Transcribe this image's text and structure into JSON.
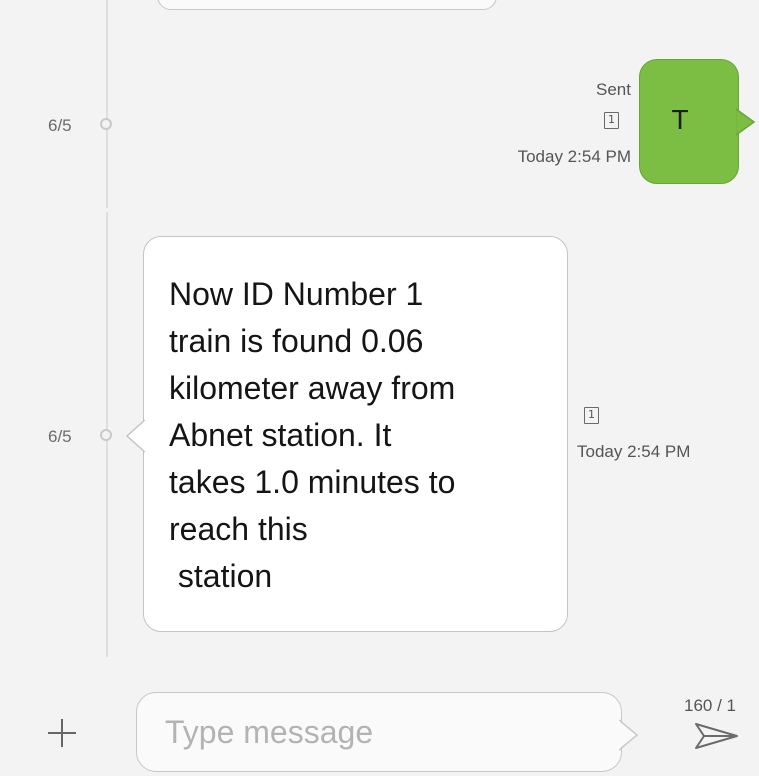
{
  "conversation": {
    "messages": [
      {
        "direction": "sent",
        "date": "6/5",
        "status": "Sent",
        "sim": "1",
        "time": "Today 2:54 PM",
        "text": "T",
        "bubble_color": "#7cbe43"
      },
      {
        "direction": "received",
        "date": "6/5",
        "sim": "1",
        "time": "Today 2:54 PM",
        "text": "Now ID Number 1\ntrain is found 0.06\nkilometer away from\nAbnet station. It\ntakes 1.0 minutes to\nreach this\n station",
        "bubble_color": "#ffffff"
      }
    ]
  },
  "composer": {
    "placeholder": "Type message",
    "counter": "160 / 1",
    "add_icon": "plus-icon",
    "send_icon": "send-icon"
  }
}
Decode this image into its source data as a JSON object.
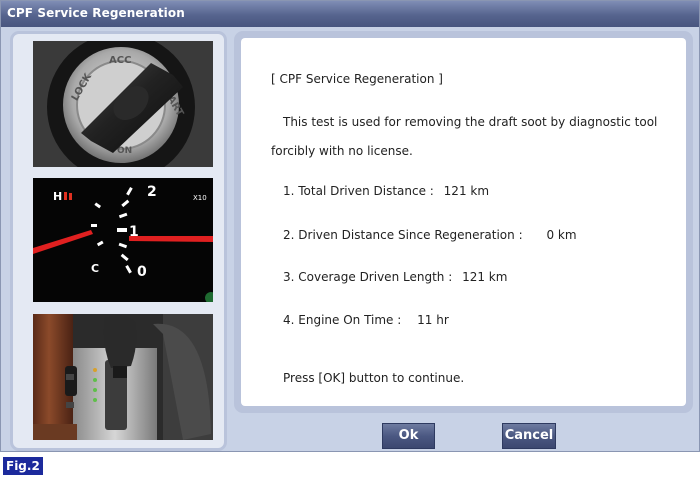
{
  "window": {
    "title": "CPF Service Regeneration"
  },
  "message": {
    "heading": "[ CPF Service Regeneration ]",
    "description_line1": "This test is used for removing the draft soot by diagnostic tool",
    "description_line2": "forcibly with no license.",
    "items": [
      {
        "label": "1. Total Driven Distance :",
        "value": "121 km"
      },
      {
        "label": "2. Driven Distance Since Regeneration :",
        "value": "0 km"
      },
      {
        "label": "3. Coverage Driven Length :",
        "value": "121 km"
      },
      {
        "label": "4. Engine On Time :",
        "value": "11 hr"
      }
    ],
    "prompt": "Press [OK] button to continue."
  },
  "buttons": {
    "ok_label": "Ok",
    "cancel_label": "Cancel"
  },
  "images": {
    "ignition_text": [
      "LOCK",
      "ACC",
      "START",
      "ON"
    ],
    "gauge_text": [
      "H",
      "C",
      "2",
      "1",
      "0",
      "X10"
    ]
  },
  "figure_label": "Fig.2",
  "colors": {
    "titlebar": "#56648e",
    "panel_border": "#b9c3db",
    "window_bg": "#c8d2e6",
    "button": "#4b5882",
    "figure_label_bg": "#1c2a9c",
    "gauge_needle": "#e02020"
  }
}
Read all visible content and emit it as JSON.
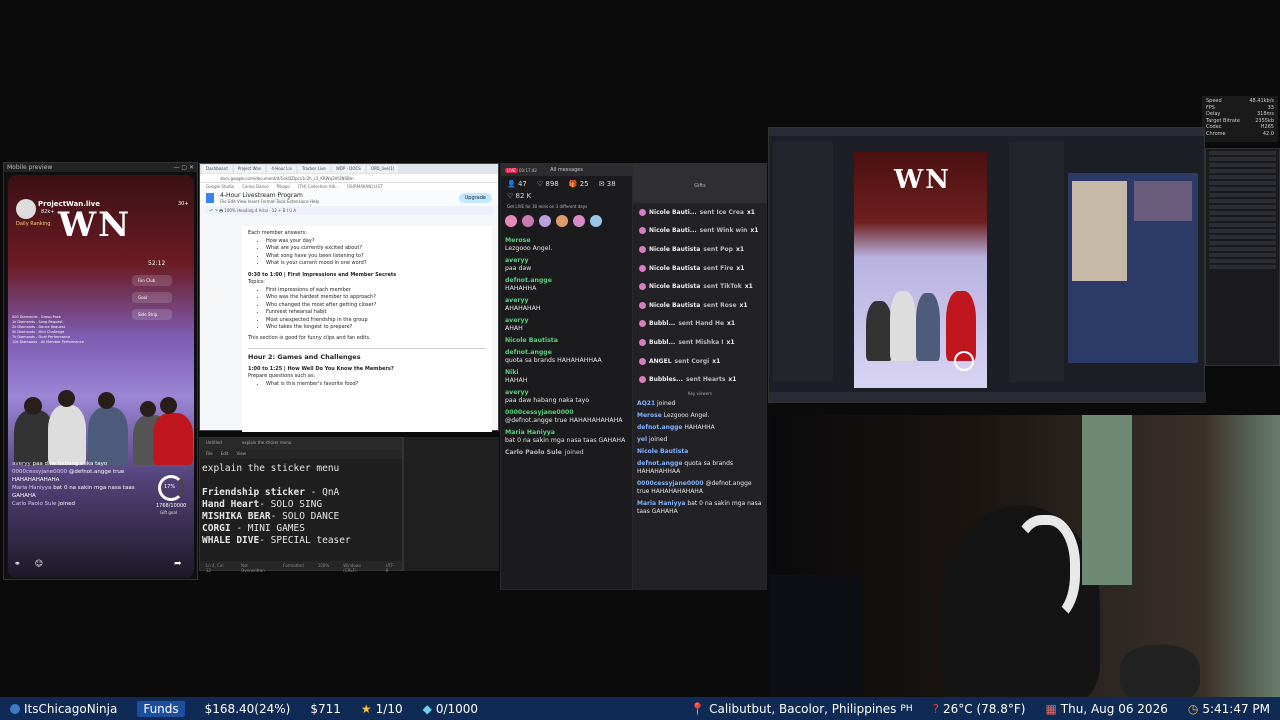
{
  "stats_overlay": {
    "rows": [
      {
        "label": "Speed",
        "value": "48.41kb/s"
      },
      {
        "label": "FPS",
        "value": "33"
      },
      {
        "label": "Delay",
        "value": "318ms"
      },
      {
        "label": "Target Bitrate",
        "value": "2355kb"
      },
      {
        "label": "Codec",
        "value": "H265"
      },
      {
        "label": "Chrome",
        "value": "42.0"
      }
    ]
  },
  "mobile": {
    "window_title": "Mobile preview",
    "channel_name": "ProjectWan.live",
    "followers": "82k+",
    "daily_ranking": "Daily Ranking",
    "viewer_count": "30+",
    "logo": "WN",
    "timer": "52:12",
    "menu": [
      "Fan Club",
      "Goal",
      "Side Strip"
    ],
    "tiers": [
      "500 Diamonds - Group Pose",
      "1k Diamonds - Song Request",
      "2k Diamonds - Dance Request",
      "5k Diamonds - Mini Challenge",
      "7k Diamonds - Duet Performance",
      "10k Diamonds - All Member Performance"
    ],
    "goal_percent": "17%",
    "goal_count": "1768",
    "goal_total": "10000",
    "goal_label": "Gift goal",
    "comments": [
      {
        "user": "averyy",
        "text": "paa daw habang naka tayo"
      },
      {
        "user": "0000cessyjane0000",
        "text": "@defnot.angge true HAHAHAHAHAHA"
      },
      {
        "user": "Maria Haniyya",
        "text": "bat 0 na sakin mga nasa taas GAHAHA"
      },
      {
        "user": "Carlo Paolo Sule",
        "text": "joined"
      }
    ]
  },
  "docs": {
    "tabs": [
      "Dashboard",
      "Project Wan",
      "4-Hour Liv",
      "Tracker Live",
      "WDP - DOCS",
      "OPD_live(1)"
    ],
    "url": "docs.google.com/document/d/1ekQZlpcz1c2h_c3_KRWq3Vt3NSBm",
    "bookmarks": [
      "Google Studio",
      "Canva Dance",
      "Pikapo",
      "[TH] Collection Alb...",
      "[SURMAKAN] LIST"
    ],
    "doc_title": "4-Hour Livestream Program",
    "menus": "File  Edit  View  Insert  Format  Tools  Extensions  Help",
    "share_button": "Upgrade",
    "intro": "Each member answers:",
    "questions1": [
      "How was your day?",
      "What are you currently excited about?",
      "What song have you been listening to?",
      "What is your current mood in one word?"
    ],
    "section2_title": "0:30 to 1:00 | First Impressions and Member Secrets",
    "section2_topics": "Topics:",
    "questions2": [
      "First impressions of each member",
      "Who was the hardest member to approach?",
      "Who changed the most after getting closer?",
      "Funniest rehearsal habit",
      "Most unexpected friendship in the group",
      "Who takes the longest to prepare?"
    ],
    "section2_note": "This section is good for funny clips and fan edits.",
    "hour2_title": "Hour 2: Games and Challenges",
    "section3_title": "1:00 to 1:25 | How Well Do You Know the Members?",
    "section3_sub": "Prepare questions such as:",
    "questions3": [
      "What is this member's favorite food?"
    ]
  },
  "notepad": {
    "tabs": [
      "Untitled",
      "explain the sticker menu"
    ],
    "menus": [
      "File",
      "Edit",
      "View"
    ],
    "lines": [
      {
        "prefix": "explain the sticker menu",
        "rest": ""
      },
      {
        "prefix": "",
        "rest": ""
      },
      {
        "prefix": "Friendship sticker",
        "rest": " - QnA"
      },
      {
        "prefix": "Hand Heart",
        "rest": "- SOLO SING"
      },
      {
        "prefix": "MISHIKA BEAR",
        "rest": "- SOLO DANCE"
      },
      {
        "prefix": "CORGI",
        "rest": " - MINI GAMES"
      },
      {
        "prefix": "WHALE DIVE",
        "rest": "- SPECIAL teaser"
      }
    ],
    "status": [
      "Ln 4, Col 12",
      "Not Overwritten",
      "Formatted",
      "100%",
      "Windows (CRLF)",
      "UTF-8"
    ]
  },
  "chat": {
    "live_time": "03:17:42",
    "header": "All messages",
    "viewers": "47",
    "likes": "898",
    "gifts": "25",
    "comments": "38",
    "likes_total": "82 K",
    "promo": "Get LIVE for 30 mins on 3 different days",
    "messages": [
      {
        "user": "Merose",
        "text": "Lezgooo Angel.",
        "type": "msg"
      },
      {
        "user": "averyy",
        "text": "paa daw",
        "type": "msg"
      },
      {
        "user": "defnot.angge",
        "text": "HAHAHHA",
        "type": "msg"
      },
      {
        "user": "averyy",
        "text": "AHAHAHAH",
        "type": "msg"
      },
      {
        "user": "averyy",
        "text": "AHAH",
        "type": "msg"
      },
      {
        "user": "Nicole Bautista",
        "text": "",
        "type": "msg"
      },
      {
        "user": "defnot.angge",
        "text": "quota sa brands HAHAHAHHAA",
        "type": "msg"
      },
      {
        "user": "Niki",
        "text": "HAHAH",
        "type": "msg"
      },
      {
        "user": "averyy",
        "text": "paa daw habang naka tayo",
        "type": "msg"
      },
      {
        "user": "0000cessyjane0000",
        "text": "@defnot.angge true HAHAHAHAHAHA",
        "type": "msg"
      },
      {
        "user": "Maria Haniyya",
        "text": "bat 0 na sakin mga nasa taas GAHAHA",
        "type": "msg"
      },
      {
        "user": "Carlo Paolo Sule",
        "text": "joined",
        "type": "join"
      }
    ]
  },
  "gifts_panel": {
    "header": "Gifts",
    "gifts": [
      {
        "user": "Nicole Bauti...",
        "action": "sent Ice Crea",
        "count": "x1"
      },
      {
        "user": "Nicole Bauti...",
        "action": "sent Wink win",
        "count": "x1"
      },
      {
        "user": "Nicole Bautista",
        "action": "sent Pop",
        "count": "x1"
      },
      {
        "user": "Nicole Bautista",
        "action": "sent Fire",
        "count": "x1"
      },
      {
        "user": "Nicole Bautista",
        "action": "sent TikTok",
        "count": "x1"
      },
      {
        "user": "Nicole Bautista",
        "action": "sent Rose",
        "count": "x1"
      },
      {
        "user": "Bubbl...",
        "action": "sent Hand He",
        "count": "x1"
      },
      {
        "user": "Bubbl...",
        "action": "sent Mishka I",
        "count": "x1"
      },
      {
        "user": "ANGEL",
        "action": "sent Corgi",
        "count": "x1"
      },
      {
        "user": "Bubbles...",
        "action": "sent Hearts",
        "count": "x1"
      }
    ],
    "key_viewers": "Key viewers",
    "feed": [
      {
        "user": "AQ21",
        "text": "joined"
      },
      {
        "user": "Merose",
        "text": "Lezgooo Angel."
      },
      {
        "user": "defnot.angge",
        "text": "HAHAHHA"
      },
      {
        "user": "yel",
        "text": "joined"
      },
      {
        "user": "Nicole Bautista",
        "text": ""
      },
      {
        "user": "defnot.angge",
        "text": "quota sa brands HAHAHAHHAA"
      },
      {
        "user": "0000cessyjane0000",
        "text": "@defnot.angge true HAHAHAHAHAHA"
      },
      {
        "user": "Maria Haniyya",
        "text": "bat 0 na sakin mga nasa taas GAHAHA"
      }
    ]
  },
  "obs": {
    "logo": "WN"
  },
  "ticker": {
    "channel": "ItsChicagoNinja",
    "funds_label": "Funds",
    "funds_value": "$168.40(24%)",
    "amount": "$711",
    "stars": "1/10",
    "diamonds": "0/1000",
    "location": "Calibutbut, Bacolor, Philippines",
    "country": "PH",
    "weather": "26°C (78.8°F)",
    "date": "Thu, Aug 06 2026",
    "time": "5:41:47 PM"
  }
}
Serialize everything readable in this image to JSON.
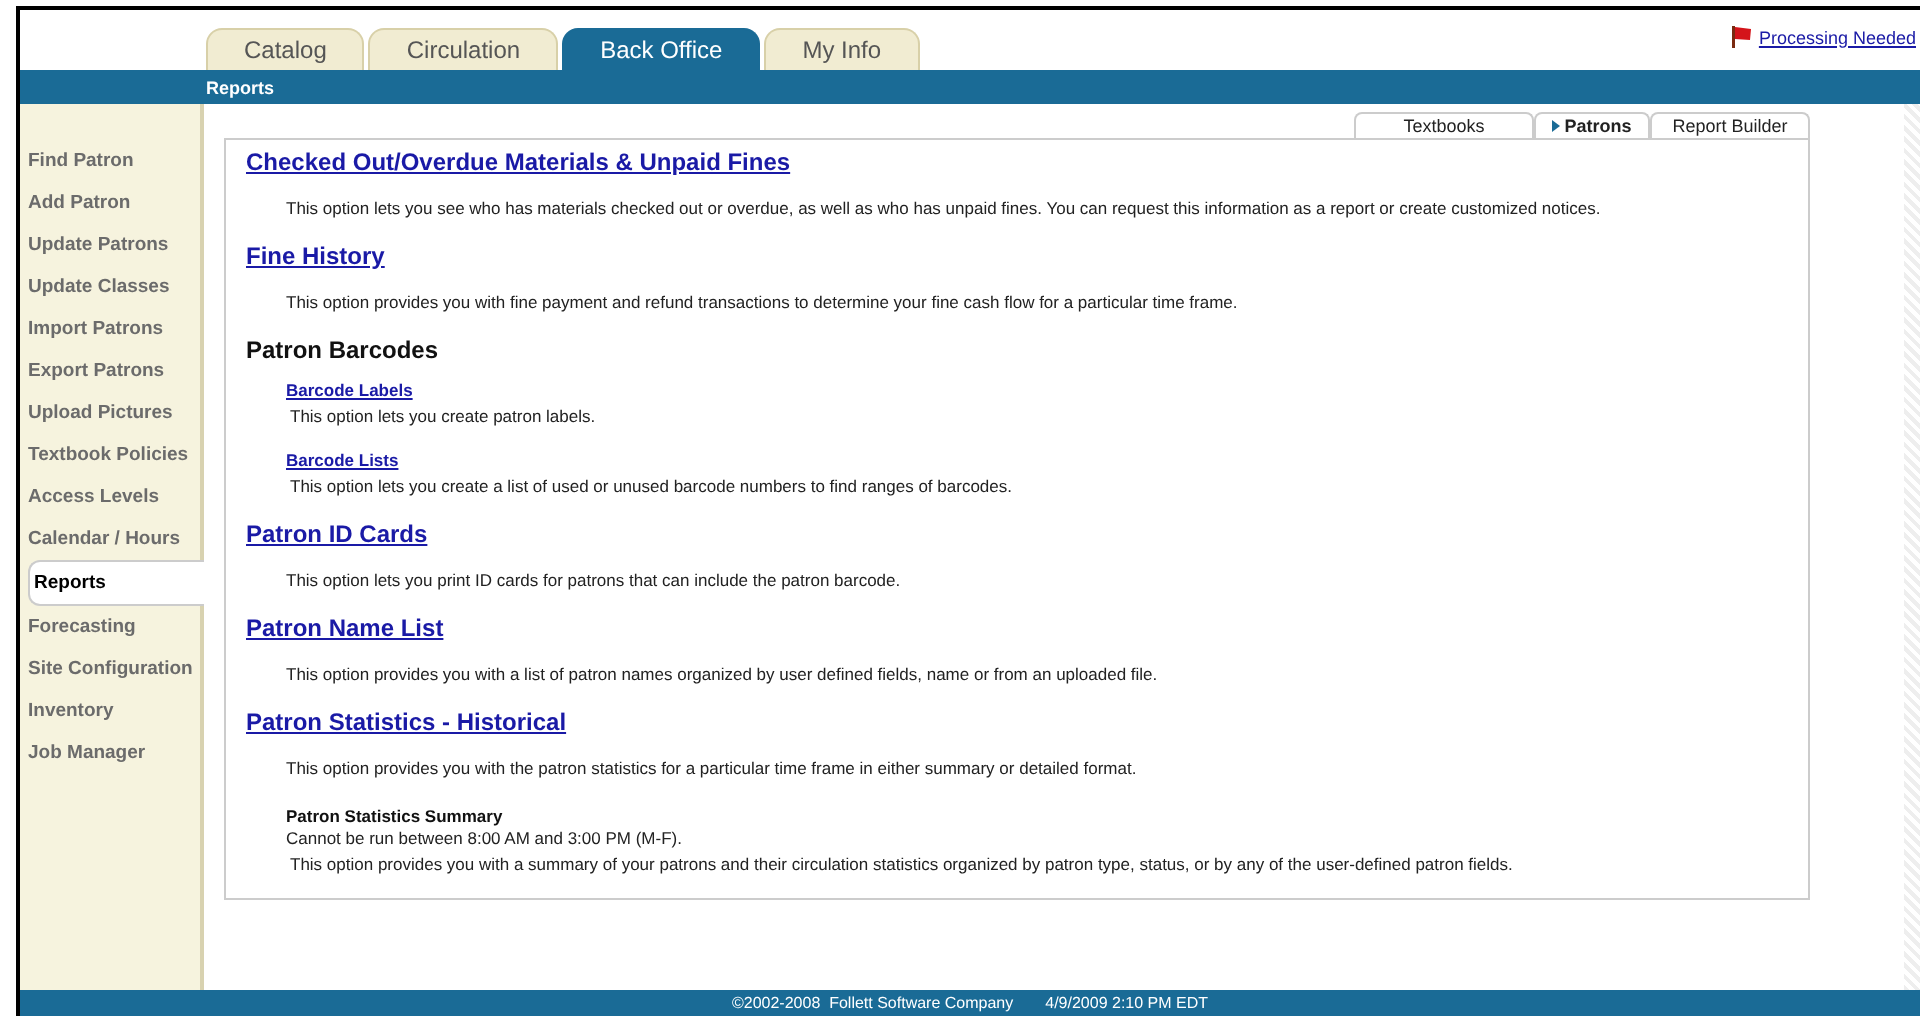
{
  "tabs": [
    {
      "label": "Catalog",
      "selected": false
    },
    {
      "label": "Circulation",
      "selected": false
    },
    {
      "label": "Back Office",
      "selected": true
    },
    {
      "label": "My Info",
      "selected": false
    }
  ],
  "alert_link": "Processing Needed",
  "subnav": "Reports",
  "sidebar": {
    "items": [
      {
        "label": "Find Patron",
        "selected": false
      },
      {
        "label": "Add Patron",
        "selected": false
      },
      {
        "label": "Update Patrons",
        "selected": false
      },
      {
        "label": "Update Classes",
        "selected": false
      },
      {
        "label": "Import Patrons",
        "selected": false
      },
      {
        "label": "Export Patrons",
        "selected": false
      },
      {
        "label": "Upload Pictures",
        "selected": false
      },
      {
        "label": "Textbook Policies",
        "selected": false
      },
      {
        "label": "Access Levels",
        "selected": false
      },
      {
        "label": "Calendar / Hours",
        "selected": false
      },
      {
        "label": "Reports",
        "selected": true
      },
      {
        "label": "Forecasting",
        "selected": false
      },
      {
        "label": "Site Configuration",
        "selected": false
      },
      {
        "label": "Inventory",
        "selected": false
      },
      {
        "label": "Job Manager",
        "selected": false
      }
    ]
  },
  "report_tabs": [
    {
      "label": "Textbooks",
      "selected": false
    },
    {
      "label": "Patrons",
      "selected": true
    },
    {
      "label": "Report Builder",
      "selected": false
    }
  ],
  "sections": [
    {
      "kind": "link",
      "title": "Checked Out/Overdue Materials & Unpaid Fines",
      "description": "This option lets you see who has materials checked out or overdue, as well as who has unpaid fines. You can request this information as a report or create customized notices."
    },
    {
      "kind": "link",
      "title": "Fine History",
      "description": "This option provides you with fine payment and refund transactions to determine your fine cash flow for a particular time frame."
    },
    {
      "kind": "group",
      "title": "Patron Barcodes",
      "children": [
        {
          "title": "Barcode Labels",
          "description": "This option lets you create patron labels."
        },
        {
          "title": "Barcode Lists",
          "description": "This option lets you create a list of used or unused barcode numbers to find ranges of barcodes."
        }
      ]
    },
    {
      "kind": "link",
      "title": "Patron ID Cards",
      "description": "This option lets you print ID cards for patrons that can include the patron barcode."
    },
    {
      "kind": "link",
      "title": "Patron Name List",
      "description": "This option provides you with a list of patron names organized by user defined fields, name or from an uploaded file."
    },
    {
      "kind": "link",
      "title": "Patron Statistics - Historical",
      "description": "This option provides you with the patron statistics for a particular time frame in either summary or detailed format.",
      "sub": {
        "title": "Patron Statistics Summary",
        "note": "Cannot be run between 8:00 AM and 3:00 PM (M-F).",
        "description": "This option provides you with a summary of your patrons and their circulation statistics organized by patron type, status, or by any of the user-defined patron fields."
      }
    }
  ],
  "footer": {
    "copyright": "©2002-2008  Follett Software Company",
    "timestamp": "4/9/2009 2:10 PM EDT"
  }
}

.....

• The task:
Copy down every line of the entries containing the word "brands".

• Complete output:
        "text": "quota sa brands HAHAHAHHAA",
        "text": "quota sa brands HAHAHAHHAA"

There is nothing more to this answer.